• _Exercise prompt_:
From the entries below, copy every line that holds the word "JSON".

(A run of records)
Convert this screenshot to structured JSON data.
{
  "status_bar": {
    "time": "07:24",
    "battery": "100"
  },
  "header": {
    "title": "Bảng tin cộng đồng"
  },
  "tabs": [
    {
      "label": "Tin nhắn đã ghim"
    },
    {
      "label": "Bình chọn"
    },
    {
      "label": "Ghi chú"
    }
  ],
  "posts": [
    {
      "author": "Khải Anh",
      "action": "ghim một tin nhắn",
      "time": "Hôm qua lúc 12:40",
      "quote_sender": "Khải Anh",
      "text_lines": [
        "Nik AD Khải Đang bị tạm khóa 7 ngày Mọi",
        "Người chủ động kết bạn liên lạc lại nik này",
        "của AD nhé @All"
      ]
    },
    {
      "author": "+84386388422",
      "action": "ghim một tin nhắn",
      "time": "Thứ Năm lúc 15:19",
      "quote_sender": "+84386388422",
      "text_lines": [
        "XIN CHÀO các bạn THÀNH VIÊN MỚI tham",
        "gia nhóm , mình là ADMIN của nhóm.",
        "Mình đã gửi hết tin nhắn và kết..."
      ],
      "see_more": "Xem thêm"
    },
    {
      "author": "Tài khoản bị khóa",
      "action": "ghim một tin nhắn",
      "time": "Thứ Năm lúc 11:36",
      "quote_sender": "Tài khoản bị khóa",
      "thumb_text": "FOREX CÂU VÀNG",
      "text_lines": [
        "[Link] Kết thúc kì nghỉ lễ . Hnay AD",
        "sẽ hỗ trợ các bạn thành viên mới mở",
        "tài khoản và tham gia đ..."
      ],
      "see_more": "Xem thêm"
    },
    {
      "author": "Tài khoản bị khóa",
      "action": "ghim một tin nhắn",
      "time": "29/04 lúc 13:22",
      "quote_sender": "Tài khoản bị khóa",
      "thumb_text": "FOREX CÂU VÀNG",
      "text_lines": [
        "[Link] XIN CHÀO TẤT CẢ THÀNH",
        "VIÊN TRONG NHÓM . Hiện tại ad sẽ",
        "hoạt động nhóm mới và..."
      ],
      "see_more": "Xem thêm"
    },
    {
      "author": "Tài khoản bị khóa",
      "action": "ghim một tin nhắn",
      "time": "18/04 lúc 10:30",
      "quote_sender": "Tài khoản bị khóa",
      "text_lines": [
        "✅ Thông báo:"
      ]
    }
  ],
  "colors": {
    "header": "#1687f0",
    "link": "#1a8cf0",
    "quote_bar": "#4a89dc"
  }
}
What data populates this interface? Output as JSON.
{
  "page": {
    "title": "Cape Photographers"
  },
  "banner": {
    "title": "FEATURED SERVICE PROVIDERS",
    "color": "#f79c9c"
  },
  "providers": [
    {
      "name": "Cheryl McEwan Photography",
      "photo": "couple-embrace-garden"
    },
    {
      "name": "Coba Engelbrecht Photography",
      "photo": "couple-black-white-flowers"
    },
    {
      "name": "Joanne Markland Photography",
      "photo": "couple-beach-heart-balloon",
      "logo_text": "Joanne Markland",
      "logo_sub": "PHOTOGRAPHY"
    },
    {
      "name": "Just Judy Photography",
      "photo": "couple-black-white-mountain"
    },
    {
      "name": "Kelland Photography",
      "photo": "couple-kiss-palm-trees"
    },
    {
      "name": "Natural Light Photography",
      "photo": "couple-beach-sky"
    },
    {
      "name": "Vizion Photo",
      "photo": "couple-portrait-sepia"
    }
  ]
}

• _Full response_:
Convert this screenshot to structured JSON data.
What data populates this interface? Output as JSON.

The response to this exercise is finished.